-- Start of Records for this exercise --

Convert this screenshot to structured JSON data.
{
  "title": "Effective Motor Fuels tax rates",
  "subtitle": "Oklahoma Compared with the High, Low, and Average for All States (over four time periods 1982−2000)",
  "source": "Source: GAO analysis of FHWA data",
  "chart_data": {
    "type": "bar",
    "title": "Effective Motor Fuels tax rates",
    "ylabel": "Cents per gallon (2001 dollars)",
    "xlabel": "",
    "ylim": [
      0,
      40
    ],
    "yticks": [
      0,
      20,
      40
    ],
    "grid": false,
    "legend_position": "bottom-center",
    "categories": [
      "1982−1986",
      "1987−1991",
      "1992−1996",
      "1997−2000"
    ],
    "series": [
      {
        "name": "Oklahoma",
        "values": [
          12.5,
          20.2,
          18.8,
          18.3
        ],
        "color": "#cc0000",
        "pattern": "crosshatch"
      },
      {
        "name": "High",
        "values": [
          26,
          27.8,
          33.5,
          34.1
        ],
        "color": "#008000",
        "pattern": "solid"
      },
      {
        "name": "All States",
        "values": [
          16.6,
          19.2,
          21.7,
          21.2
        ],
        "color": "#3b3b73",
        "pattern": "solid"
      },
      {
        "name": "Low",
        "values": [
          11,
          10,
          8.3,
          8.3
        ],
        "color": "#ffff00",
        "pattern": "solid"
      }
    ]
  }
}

-- End of Records for this exercise --

- **Directions**:
Every line of the data above should be reproduced word for word.

- **Response**:
Convert this screenshot to structured JSON data.
{
  "title": "Effective Motor Fuels tax rates",
  "subtitle": "Oklahoma Compared with the High, Low, and Average for All States (over four time periods 1982−2000)",
  "source": "Source: GAO analysis of FHWA data",
  "chart_data": {
    "type": "bar",
    "title": "Effective Motor Fuels tax rates",
    "ylabel": "Cents per gallon (2001 dollars)",
    "xlabel": "",
    "ylim": [
      0,
      40
    ],
    "yticks": [
      0,
      20,
      40
    ],
    "grid": false,
    "legend_position": "bottom-center",
    "categories": [
      "1982−1986",
      "1987−1991",
      "1992−1996",
      "1997−2000"
    ],
    "series": [
      {
        "name": "Oklahoma",
        "values": [
          12.5,
          20.2,
          18.8,
          18.3
        ],
        "color": "#cc0000",
        "pattern": "crosshatch"
      },
      {
        "name": "High",
        "values": [
          26,
          27.8,
          33.5,
          34.1
        ],
        "color": "#008000",
        "pattern": "solid"
      },
      {
        "name": "All States",
        "values": [
          16.6,
          19.2,
          21.7,
          21.2
        ],
        "color": "#3b3b73",
        "pattern": "solid"
      },
      {
        "name": "Low",
        "values": [
          11,
          10,
          8.3,
          8.3
        ],
        "color": "#ffff00",
        "pattern": "solid"
      }
    ]
  }
}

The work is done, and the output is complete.